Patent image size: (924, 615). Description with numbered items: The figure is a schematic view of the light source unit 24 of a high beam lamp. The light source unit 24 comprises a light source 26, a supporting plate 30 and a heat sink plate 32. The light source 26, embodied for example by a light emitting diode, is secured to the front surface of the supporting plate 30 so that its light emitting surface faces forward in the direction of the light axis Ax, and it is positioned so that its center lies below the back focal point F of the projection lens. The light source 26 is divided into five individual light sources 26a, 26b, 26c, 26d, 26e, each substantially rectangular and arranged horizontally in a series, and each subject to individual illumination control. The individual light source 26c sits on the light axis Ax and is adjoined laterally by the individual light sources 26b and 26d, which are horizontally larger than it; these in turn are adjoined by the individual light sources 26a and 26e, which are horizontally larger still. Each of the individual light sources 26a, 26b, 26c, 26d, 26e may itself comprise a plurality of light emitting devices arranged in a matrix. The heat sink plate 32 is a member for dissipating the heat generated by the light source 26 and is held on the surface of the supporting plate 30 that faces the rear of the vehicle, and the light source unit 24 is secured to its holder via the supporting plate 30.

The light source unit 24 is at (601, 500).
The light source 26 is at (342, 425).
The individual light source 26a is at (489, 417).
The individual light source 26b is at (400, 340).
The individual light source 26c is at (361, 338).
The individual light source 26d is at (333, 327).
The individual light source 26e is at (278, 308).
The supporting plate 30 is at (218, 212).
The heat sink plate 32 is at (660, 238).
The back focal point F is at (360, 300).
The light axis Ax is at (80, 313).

........

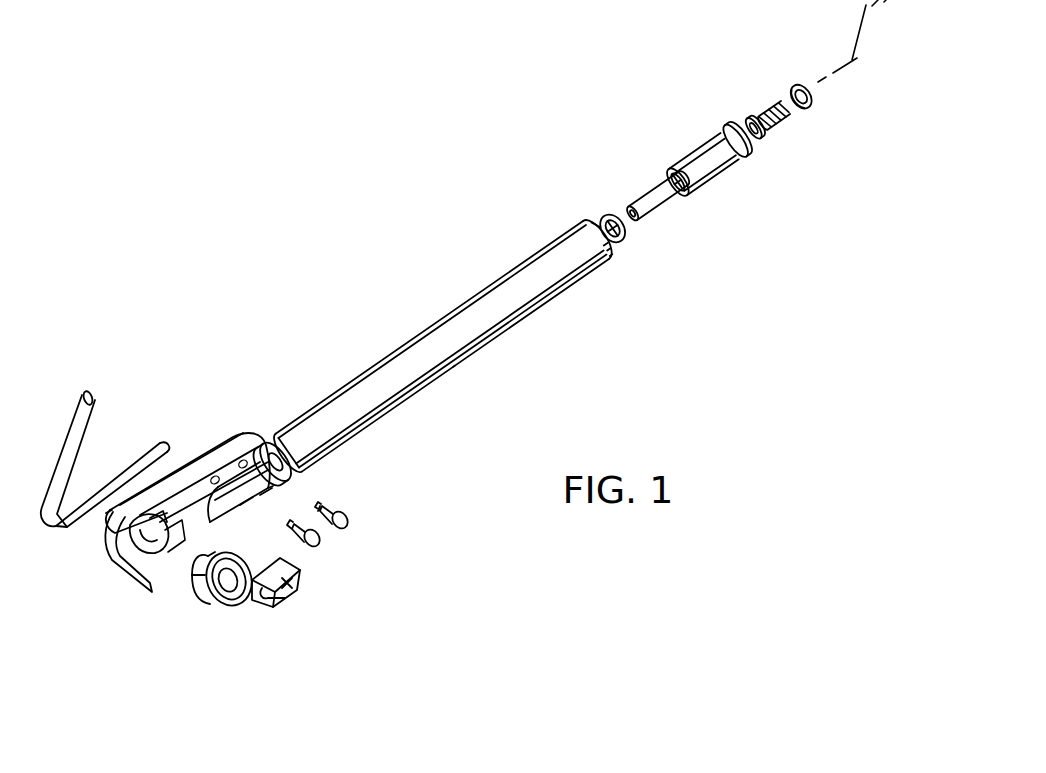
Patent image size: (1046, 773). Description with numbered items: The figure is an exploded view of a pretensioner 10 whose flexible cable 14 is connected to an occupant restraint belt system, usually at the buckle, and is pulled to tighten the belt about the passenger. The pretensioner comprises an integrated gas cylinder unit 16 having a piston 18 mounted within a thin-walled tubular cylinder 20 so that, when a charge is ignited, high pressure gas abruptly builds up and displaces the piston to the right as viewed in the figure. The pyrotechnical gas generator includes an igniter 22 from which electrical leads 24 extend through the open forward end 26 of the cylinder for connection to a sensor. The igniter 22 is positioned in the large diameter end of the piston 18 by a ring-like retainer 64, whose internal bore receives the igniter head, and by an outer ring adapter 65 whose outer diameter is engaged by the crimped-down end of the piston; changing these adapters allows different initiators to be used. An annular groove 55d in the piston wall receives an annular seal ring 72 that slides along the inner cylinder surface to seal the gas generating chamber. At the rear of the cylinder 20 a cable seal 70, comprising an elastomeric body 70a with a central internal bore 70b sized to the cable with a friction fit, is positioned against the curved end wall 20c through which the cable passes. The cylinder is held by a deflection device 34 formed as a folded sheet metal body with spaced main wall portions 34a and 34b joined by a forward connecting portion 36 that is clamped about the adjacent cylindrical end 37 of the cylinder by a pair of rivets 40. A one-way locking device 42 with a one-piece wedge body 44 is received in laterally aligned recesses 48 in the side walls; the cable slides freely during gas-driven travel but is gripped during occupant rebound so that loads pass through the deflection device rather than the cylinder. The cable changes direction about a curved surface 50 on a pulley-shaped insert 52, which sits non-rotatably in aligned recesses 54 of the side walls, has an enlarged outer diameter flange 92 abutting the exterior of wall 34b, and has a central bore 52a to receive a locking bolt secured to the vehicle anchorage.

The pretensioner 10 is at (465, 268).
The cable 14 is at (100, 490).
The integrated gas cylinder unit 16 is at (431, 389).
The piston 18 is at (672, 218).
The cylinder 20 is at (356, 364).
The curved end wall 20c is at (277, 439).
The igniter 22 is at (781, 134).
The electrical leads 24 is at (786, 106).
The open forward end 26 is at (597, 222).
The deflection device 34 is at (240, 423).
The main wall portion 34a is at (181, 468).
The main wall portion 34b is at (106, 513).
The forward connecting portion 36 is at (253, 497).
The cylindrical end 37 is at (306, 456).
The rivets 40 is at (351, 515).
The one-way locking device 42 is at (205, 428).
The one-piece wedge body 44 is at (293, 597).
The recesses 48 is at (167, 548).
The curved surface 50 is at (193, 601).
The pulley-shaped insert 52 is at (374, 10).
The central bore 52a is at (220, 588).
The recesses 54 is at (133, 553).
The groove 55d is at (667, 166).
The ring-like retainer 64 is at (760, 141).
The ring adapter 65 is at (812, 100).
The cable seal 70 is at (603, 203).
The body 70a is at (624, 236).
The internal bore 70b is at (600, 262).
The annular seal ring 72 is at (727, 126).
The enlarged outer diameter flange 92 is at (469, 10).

........

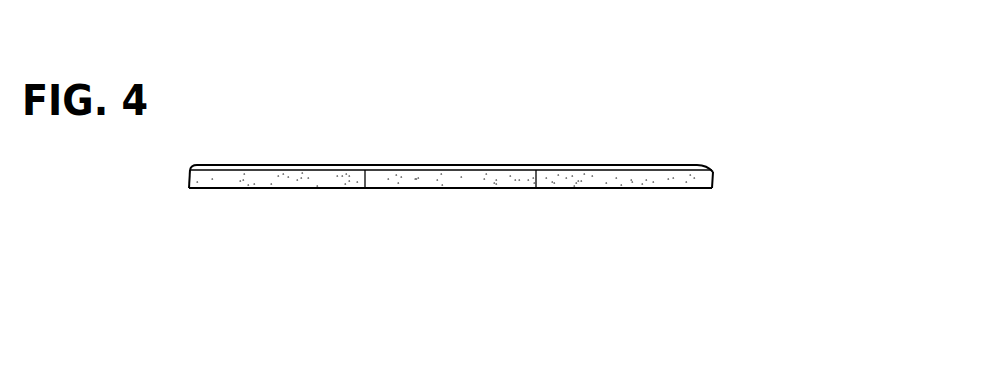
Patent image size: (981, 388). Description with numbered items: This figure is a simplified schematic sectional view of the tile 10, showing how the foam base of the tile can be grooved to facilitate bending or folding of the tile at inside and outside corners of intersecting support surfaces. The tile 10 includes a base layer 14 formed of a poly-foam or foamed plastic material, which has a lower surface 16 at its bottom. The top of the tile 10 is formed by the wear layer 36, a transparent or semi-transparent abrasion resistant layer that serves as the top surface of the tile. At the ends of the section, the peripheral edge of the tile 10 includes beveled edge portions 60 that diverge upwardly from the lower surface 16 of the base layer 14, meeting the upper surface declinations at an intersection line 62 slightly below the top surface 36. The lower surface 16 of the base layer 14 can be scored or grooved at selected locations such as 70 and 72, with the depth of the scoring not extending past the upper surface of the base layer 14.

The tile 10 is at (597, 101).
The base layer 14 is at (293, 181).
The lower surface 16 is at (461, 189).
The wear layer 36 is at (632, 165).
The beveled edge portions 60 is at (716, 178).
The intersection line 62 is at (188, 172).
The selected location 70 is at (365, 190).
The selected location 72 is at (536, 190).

........

== Aim of the task ==
Copy the data above exactly as it appears, from the line with "Patent image size: (981, 388)." to the line with "The lower surface 16 is at (461, 189).", including both of those lines.

== Response to this exercise ==
Patent image size: (981, 388). Description with numbered items: This figure is a simplified schematic sectional view of the tile 10, showing how the foam base of the tile can be grooved to facilitate bending or folding of the tile at inside and outside corners of intersecting support surfaces. The tile 10 includes a base layer 14 formed of a poly-foam or foamed plastic material, which has a lower surface 16 at its bottom. The top of the tile 10 is formed by the wear layer 36, a transparent or semi-transparent abrasion resistant layer that serves as the top surface of the tile. At the ends of the section, the peripheral edge of the tile 10 includes beveled edge portions 60 that diverge upwardly from the lower surface 16 of the base layer 14, meeting the upper surface declinations at an intersection line 62 slightly below the top surface 36. The lower surface 16 of the base layer 14 can be scored or grooved at selected locations such as 70 and 72, with the depth of the scoring not extending past the upper surface of the base layer 14.

The tile 10 is at (597, 101).
The base layer 14 is at (293, 181).
The lower surface 16 is at (461, 189).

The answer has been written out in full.